● Stated exercise:
Give the data below again, word for word.

↓

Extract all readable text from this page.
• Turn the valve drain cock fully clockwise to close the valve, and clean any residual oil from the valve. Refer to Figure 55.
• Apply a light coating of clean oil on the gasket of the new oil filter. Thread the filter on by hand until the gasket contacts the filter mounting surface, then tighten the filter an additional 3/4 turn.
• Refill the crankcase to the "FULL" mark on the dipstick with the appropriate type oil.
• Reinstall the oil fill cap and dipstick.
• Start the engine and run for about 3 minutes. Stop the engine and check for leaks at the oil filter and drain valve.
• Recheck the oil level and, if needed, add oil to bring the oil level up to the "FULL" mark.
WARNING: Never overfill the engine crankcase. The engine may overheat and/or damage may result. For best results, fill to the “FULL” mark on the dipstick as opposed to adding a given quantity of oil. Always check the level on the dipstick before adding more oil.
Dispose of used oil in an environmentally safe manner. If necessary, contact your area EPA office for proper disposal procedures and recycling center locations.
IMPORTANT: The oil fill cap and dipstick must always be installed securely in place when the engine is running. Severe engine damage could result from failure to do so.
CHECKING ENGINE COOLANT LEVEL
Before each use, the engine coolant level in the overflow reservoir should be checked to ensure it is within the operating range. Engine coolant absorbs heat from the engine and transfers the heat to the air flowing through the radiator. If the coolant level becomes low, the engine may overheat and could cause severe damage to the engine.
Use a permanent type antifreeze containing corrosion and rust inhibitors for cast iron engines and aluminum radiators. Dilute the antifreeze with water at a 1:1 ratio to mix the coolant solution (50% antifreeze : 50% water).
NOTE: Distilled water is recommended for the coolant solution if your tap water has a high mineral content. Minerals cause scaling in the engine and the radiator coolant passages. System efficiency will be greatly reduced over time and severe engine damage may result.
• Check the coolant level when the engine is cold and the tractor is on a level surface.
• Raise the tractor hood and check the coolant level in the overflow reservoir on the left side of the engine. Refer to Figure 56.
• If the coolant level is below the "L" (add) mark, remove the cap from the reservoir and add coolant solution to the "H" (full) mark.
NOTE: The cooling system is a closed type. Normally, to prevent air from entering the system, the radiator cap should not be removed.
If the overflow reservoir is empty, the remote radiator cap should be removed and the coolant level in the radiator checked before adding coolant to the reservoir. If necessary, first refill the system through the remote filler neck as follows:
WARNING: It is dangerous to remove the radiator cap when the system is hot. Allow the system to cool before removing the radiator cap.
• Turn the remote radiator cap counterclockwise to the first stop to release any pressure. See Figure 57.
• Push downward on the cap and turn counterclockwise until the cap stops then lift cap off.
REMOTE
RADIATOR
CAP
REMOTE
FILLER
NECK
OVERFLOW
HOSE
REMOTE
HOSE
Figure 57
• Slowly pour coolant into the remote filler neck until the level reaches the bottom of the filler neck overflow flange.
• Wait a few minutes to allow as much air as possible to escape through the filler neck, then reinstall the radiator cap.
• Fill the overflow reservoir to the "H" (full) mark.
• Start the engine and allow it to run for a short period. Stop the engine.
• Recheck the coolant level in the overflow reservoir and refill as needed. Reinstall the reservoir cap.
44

↑

● Problem solution:
Extract all readable text from this page.
• Turn the valve drain cock fully clockwise to close the valve, and clean any residual oil from the valve. Refer to Figure 55.
• Apply a light coating of clean oil on the gasket of the new oil filter. Thread the filter on by hand until the gasket contacts the filter mounting surface, then tighten the filter an additional 3/4 turn.
• Refill the crankcase to the "FULL" mark on the dipstick with the appropriate type oil.
• Reinstall the oil fill cap and dipstick.
• Start the engine and run for about 3 minutes. Stop the engine and check for leaks at the oil filter and drain valve.
• Recheck the oil level and, if needed, add oil to bring the oil level up to the "FULL" mark.
WARNING: Never overfill the engine crankcase. The engine may overheat and/or damage may result. For best results, fill to the “FULL” mark on the dipstick as opposed to adding a given quantity of oil. Always check the level on the dipstick before adding more oil.
Dispose of used oil in an environmentally safe manner. If necessary, contact your area EPA office for proper disposal procedures and recycling center locations.
IMPORTANT: The oil fill cap and dipstick must always be installed securely in place when the engine is running. Severe engine damage could result from failure to do so.
CHECKING ENGINE COOLANT LEVEL
Before each use, the engine coolant level in the overflow reservoir should be checked to ensure it is within the operating range. Engine coolant absorbs heat from the engine and transfers the heat to the air flowing through the radiator. If the coolant level becomes low, the engine may overheat and could cause severe damage to the engine.
Use a permanent type antifreeze containing corrosion and rust inhibitors for cast iron engines and aluminum radiators. Dilute the antifreeze with water at a 1:1 ratio to mix the coolant solution (50% antifreeze : 50% water).
NOTE: Distilled water is recommended for the coolant solution if your tap water has a high mineral content. Minerals cause scaling in the engine and the radiator coolant passages. System efficiency will be greatly reduced over time and severe engine damage may result.
• Check the coolant level when the engine is cold and the tractor is on a level surface.
• Raise the tractor hood and check the coolant level in the overflow reservoir on the left side of the engine. Refer to Figure 56.
• If the coolant level is below the "L" (add) mark, remove the cap from the reservoir and add coolant solution to the "H" (full) mark.
NOTE: The cooling system is a closed type. Normally, to prevent air from entering the system, the radiator cap should not be removed.
If the overflow reservoir is empty, the remote radiator cap should be removed and the coolant level in the radiator checked before adding coolant to the reservoir. If necessary, first refill the system through the remote filler neck as follows:
WARNING: It is dangerous to remove the radiator cap when the system is hot. Allow the system to cool before removing the radiator cap.
• Turn the remote radiator cap counterclockwise to the first stop to release any pressure. See Figure 57.
• Push downward on the cap and turn counterclockwise until the cap stops then lift cap off.
REMOTE
RADIATOR
CAP
REMOTE
FILLER
NECK
OVERFLOW
HOSE
REMOTE
HOSE
Figure 57
• Slowly pour coolant into the remote filler neck until the level reaches the bottom of the filler neck overflow flange.
• Wait a few minutes to allow as much air as possible to escape through the filler neck, then reinstall the radiator cap.
• Fill the overflow reservoir to the "H" (full) mark.
• Start the engine and allow it to run for a short period. Stop the engine.
• Recheck the coolant level in the overflow reservoir and refill as needed. Reinstall the reservoir cap.
44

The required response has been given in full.